REQUIREMENT: The data below is to be returned in full and exactly.

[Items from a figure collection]
** Start **

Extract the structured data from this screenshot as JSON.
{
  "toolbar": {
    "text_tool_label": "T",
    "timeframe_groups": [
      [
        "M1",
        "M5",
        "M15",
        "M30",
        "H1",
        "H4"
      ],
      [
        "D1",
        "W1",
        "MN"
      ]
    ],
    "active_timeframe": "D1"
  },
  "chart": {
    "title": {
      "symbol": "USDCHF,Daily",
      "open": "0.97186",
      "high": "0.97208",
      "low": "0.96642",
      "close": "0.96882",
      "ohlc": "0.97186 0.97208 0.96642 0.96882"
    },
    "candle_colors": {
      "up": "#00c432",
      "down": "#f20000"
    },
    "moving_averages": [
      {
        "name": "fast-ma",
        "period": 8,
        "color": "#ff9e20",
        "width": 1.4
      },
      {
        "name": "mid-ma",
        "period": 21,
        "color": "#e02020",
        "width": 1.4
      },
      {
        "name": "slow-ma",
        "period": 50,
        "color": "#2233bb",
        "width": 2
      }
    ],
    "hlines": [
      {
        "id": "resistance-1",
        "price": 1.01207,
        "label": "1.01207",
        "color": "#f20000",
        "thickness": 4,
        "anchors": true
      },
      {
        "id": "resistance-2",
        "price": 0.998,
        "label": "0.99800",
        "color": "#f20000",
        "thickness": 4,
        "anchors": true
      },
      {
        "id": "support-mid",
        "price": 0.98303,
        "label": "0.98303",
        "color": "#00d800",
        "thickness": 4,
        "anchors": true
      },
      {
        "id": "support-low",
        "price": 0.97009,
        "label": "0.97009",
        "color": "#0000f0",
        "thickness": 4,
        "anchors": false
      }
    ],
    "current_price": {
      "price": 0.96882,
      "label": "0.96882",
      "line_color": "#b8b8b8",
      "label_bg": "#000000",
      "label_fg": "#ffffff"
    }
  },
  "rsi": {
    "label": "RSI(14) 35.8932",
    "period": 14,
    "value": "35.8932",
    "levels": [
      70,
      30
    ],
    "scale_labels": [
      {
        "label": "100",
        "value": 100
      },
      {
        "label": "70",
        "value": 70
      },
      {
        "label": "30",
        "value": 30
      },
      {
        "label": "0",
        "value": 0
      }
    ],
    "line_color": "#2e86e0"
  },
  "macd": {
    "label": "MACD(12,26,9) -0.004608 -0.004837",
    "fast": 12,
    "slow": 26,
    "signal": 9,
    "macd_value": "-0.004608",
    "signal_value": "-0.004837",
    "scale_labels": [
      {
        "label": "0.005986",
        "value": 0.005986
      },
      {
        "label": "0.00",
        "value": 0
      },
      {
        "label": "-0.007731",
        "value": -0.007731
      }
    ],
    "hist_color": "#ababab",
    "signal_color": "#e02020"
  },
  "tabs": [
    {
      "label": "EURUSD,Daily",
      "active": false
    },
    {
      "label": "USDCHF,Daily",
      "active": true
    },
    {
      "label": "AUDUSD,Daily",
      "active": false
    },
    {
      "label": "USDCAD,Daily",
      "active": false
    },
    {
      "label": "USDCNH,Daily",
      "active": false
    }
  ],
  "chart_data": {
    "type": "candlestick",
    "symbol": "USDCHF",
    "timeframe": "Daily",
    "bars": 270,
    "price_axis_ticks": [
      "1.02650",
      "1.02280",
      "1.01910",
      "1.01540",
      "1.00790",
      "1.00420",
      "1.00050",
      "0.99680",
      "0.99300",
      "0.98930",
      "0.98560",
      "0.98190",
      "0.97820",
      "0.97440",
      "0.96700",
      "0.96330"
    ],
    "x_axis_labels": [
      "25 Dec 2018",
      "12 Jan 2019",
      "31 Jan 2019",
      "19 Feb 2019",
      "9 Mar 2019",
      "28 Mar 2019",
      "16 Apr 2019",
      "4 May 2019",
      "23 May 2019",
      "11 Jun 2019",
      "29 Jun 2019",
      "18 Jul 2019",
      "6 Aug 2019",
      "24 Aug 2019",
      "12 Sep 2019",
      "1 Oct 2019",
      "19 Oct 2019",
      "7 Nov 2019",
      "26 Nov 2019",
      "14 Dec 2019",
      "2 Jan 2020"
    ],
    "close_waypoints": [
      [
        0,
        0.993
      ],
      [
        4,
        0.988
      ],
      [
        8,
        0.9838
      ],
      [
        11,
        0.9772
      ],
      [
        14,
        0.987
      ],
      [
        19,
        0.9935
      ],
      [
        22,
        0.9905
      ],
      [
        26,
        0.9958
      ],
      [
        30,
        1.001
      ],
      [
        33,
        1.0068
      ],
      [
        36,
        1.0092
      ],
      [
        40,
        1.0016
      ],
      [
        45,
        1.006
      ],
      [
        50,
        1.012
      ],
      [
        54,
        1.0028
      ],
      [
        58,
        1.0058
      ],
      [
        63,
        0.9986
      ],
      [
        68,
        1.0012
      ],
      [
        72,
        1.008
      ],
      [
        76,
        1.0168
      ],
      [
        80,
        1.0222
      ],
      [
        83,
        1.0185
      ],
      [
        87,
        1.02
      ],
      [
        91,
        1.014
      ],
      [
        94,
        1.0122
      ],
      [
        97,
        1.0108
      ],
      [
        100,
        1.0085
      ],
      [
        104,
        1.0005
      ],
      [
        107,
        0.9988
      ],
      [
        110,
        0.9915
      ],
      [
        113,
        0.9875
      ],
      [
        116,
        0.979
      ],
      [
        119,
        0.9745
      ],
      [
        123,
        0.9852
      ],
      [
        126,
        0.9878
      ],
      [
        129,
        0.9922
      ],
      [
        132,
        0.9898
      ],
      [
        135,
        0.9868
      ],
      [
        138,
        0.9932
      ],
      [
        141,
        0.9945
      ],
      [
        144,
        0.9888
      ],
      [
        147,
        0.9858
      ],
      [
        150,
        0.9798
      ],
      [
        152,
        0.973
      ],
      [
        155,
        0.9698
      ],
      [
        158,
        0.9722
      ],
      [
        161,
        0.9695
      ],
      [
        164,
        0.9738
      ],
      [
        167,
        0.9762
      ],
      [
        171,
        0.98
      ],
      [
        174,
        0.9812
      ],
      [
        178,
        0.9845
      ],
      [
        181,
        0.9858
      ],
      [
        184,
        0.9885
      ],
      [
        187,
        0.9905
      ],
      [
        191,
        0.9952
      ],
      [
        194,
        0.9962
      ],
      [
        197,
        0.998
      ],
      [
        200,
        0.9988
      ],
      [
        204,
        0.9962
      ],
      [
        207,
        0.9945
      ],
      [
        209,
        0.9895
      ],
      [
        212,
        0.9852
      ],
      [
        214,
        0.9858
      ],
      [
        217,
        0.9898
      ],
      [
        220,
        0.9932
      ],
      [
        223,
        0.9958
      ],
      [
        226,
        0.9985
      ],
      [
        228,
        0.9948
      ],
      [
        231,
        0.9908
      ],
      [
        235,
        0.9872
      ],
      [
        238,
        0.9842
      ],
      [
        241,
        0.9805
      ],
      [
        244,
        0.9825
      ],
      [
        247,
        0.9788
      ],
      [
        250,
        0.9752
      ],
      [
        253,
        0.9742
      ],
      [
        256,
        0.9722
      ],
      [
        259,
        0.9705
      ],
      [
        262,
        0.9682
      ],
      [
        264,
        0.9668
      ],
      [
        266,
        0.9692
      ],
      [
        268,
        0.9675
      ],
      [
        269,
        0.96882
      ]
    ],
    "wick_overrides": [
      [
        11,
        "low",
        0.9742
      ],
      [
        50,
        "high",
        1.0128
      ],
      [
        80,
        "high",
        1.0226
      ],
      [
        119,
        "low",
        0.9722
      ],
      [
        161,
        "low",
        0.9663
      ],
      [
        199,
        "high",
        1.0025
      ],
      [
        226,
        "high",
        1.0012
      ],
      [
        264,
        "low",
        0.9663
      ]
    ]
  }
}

** End **

COMPLETE OUTPUT:
Extract the structured data from this screenshot as JSON.
{
  "toolbar": {
    "text_tool_label": "T",
    "timeframe_groups": [
      [
        "M1",
        "M5",
        "M15",
        "M30",
        "H1",
        "H4"
      ],
      [
        "D1",
        "W1",
        "MN"
      ]
    ],
    "active_timeframe": "D1"
  },
  "chart": {
    "title": {
      "symbol": "USDCHF,Daily",
      "open": "0.97186",
      "high": "0.97208",
      "low": "0.96642",
      "close": "0.96882",
      "ohlc": "0.97186 0.97208 0.96642 0.96882"
    },
    "candle_colors": {
      "up": "#00c432",
      "down": "#f20000"
    },
    "moving_averages": [
      {
        "name": "fast-ma",
        "period": 8,
        "color": "#ff9e20",
        "width": 1.4
      },
      {
        "name": "mid-ma",
        "period": 21,
        "color": "#e02020",
        "width": 1.4
      },
      {
        "name": "slow-ma",
        "period": 50,
        "color": "#2233bb",
        "width": 2
      }
    ],
    "hlines": [
      {
        "id": "resistance-1",
        "price": 1.01207,
        "label": "1.01207",
        "color": "#f20000",
        "thickness": 4,
        "anchors": true
      },
      {
        "id": "resistance-2",
        "price": 0.998,
        "label": "0.99800",
        "color": "#f20000",
        "thickness": 4,
        "anchors": true
      },
      {
        "id": "support-mid",
        "price": 0.98303,
        "label": "0.98303",
        "color": "#00d800",
        "thickness": 4,
        "anchors": true
      },
      {
        "id": "support-low",
        "price": 0.97009,
        "label": "0.97009",
        "color": "#0000f0",
        "thickness": 4,
        "anchors": false
      }
    ],
    "current_price": {
      "price": 0.96882,
      "label": "0.96882",
      "line_color": "#b8b8b8",
      "label_bg": "#000000",
      "label_fg": "#ffffff"
    }
  },
  "rsi": {
    "label": "RSI(14) 35.8932",
    "period": 14,
    "value": "35.8932",
    "levels": [
      70,
      30
    ],
    "scale_labels": [
      {
        "label": "100",
        "value": 100
      },
      {
        "label": "70",
        "value": 70
      },
      {
        "label": "30",
        "value": 30
      },
      {
        "label": "0",
        "value": 0
      }
    ],
    "line_color": "#2e86e0"
  },
  "macd": {
    "label": "MACD(12,26,9) -0.004608 -0.004837",
    "fast": 12,
    "slow": 26,
    "signal": 9,
    "macd_value": "-0.004608",
    "signal_value": "-0.004837",
    "scale_labels": [
      {
        "label": "0.005986",
        "value": 0.005986
      },
      {
        "label": "0.00",
        "value": 0
      },
      {
        "label": "-0.007731",
        "value": -0.007731
      }
    ],
    "hist_color": "#ababab",
    "signal_color": "#e02020"
  },
  "tabs": [
    {
      "label": "EURUSD,Daily",
      "active": false
    },
    {
      "label": "USDCHF,Daily",
      "active": true
    },
    {
      "label": "AUDUSD,Daily",
      "active": false
    },
    {
      "label": "USDCAD,Daily",
      "active": false
    },
    {
      "label": "USDCNH,Daily",
      "active": false
    }
  ],
  "chart_data": {
    "type": "candlestick",
    "symbol": "USDCHF",
    "timeframe": "Daily",
    "bars": 270,
    "price_axis_ticks": [
      "1.02650",
      "1.02280",
      "1.01910",
      "1.01540",
      "1.00790",
      "1.00420",
      "1.00050",
      "0.99680",
      "0.99300",
      "0.98930",
      "0.98560",
      "0.98190",
      "0.97820",
      "0.97440",
      "0.96700",
      "0.96330"
    ],
    "x_axis_labels": [
      "25 Dec 2018",
      "12 Jan 2019",
      "31 Jan 2019",
      "19 Feb 2019",
      "9 Mar 2019",
      "28 Mar 2019",
      "16 Apr 2019",
      "4 May 2019",
      "23 May 2019",
      "11 Jun 2019",
      "29 Jun 2019",
      "18 Jul 2019",
      "6 Aug 2019",
      "24 Aug 2019",
      "12 Sep 2019",
      "1 Oct 2019",
      "19 Oct 2019",
      "7 Nov 2019",
      "26 Nov 2019",
      "14 Dec 2019",
      "2 Jan 2020"
    ],
    "close_waypoints": [
      [
        0,
        0.993
      ],
      [
        4,
        0.988
      ],
      [
        8,
        0.9838
      ],
      [
        11,
        0.9772
      ],
      [
        14,
        0.987
      ],
      [
        19,
        0.9935
      ],
      [
        22,
        0.9905
      ],
      [
        26,
        0.9958
      ],
      [
        30,
        1.001
      ],
      [
        33,
        1.0068
      ],
      [
        36,
        1.0092
      ],
      [
        40,
        1.0016
      ],
      [
        45,
        1.006
      ],
      [
        50,
        1.012
      ],
      [
        54,
        1.0028
      ],
      [
        58,
        1.0058
      ],
      [
        63,
        0.9986
      ],
      [
        68,
        1.0012
      ],
      [
        72,
        1.008
      ],
      [
        76,
        1.0168
      ],
      [
        80,
        1.0222
      ],
      [
        83,
        1.0185
      ],
      [
        87,
        1.02
      ],
      [
        91,
        1.014
      ],
      [
        94,
        1.0122
      ],
      [
        97,
        1.0108
      ],
      [
        100,
        1.0085
      ],
      [
        104,
        1.0005
      ],
      [
        107,
        0.9988
      ],
      [
        110,
        0.9915
      ],
      [
        113,
        0.9875
      ],
      [
        116,
        0.979
      ],
      [
        119,
        0.9745
      ],
      [
        123,
        0.9852
      ],
      [
        126,
        0.9878
      ],
      [
        129,
        0.9922
      ],
      [
        132,
        0.9898
      ],
      [
        135,
        0.9868
      ],
      [
        138,
        0.9932
      ],
      [
        141,
        0.9945
      ],
      [
        144,
        0.9888
      ],
      [
        147,
        0.9858
      ],
      [
        150,
        0.9798
      ],
      [
        152,
        0.973
      ],
      [
        155,
        0.9698
      ],
      [
        158,
        0.9722
      ],
      [
        161,
        0.9695
      ],
      [
        164,
        0.9738
      ],
      [
        167,
        0.9762
      ],
      [
        171,
        0.98
      ],
      [
        174,
        0.9812
      ],
      [
        178,
        0.9845
      ],
      [
        181,
        0.9858
      ],
      [
        184,
        0.9885
      ],
      [
        187,
        0.9905
      ],
      [
        191,
        0.9952
      ],
      [
        194,
        0.9962
      ],
      [
        197,
        0.998
      ],
      [
        200,
        0.9988
      ],
      [
        204,
        0.9962
      ],
      [
        207,
        0.9945
      ],
      [
        209,
        0.9895
      ],
      [
        212,
        0.9852
      ],
      [
        214,
        0.9858
      ],
      [
        217,
        0.9898
      ],
      [
        220,
        0.9932
      ],
      [
        223,
        0.9958
      ],
      [
        226,
        0.9985
      ],
      [
        228,
        0.9948
      ],
      [
        231,
        0.9908
      ],
      [
        235,
        0.9872
      ],
      [
        238,
        0.9842
      ],
      [
        241,
        0.9805
      ],
      [
        244,
        0.9825
      ],
      [
        247,
        0.9788
      ],
      [
        250,
        0.9752
      ],
      [
        253,
        0.9742
      ],
      [
        256,
        0.9722
      ],
      [
        259,
        0.9705
      ],
      [
        262,
        0.9682
      ],
      [
        264,
        0.9668
      ],
      [
        266,
        0.9692
      ],
      [
        268,
        0.9675
      ],
      [
        269,
        0.96882
      ]
    ],
    "wick_overrides": [
      [
        11,
        "low",
        0.9742
      ],
      [
        50,
        "high",
        1.0128
      ],
      [
        80,
        "high",
        1.0226
      ],
      [
        119,
        "low",
        0.9722
      ],
      [
        161,
        "low",
        0.9663
      ],
      [
        199,
        "high",
        1.0025
      ],
      [
        226,
        "high",
        1.0012
      ],
      [
        264,
        "low",
        0.9663
      ]
    ]
  }
}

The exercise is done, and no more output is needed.